Find the string "jointly" and gather every line that holds it.
+++
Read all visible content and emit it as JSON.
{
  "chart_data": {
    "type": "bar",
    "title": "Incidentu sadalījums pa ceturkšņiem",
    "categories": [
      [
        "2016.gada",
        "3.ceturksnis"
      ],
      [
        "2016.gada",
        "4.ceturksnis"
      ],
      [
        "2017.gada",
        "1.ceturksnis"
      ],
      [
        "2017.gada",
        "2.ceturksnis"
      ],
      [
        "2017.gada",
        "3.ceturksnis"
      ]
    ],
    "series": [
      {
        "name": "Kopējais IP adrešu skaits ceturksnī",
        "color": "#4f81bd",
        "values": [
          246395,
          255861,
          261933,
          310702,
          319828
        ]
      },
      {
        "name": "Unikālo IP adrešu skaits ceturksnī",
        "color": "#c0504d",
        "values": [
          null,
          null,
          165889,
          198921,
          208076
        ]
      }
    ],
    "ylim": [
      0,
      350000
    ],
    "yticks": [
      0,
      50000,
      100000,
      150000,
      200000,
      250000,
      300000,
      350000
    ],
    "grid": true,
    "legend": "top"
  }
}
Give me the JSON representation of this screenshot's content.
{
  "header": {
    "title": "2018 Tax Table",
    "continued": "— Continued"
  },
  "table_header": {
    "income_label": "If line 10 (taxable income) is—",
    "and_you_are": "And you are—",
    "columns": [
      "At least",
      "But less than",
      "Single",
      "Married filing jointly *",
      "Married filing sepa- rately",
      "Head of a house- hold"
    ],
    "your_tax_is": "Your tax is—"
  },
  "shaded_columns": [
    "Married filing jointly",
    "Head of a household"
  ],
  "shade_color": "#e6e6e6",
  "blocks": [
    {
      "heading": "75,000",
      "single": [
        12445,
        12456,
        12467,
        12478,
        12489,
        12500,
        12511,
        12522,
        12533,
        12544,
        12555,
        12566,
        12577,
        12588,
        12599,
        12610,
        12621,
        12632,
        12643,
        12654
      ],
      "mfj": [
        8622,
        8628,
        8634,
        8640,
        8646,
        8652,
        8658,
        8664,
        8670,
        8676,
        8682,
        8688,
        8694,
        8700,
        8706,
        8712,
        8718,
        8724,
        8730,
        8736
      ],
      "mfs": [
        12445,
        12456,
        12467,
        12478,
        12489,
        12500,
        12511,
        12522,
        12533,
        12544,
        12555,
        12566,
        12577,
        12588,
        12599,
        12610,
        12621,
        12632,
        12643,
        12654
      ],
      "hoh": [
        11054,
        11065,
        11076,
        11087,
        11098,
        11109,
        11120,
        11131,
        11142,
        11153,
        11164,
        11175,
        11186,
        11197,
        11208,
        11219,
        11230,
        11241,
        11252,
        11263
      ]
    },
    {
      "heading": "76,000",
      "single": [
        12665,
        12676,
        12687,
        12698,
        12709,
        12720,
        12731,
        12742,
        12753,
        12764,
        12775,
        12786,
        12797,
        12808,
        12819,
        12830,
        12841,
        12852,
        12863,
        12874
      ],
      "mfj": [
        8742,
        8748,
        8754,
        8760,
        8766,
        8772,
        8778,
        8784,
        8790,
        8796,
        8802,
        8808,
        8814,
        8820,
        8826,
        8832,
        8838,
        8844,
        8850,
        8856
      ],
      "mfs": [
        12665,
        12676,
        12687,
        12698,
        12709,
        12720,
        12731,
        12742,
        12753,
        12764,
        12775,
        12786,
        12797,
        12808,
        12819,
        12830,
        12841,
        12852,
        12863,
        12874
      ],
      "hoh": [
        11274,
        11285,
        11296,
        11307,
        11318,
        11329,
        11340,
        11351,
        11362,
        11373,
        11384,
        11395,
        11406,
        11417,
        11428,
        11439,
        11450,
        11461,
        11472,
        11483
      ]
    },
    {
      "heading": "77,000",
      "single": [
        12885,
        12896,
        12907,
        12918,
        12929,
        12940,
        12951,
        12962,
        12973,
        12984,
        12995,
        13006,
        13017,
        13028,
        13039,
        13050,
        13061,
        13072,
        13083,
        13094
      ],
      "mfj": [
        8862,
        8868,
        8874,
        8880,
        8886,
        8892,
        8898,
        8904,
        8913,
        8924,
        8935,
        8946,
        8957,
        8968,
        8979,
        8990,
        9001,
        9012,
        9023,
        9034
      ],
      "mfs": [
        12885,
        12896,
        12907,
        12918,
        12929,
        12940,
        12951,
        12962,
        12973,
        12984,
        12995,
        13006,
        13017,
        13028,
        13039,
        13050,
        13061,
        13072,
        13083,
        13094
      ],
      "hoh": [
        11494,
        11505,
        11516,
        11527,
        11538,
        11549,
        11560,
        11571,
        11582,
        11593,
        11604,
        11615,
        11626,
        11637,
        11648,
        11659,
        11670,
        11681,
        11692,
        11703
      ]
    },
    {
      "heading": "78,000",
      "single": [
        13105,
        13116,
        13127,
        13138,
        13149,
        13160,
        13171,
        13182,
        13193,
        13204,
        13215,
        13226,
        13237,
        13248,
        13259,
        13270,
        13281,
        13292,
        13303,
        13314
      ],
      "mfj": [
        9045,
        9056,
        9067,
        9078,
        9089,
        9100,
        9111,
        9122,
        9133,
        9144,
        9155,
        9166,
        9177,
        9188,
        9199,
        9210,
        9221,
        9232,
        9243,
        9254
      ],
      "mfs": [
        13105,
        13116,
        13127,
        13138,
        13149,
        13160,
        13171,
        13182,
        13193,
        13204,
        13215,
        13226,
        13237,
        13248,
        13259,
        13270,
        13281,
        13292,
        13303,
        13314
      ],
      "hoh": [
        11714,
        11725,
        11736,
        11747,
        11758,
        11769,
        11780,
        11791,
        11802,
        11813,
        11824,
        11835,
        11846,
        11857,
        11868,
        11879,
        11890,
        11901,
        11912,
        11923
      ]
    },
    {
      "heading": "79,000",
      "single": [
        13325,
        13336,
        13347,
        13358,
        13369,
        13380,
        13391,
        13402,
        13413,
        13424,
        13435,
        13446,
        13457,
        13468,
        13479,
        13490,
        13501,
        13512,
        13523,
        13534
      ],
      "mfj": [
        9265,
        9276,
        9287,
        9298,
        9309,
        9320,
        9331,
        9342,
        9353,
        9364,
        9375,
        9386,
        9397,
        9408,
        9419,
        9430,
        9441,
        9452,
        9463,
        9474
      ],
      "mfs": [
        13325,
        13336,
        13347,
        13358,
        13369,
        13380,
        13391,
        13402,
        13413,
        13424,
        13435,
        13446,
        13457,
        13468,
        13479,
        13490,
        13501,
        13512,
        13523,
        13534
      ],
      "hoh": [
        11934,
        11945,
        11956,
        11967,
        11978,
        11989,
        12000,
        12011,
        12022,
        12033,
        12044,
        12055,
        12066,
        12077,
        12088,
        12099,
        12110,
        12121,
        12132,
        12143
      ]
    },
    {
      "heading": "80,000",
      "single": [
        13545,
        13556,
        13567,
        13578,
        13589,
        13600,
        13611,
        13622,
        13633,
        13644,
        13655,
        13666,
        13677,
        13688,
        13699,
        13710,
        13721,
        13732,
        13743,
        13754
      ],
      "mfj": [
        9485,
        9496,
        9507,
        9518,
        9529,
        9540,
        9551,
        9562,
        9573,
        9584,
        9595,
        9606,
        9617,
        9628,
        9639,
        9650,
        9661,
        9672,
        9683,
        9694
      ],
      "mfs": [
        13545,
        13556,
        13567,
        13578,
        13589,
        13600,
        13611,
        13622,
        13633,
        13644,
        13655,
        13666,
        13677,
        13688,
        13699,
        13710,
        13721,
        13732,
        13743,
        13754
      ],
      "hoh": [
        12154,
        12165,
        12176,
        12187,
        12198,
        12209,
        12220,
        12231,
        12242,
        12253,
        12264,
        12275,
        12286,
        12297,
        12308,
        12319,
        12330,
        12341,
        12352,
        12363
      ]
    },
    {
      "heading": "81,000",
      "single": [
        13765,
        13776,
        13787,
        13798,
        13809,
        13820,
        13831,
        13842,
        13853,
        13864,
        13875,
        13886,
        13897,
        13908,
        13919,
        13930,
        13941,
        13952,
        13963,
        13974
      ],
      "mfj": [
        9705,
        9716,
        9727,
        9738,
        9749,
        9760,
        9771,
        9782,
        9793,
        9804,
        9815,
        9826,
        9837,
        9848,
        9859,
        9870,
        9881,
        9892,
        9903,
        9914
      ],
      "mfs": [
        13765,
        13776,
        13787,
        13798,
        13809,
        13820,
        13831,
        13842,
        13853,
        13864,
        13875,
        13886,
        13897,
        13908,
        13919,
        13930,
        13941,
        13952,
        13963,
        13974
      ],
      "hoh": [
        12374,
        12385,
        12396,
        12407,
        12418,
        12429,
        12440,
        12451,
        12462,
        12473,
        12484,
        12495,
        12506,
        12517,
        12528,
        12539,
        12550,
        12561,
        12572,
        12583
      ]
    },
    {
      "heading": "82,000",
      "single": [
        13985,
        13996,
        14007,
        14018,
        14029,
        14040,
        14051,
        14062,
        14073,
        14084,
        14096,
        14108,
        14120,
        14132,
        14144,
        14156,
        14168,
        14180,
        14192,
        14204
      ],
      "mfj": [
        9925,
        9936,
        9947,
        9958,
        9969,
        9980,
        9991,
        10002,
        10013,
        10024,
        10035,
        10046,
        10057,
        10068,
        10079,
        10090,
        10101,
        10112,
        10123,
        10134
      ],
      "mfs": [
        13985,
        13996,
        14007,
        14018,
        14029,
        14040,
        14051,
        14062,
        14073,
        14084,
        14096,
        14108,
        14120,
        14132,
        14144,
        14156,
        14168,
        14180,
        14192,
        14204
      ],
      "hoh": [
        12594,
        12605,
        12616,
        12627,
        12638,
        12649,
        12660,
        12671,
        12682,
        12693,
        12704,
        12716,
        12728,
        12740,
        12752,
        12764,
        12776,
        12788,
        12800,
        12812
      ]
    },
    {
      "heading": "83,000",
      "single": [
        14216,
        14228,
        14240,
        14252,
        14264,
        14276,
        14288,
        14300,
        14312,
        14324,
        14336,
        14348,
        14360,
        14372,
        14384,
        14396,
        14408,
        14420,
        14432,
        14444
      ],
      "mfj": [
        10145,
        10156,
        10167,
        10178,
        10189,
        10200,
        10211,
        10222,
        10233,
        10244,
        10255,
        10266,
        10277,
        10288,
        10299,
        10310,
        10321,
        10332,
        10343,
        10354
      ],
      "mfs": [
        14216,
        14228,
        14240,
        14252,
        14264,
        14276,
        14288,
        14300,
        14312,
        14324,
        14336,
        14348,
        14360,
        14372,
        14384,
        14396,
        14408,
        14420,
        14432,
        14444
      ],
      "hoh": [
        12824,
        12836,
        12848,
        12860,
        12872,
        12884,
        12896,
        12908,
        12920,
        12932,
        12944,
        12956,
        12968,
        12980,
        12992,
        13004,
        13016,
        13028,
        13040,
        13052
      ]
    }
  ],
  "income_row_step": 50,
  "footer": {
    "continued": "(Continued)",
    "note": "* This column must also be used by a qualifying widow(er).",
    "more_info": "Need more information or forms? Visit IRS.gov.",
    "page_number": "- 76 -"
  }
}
+++
Written response>
      "Married filing jointly *",
    "Married filing jointly",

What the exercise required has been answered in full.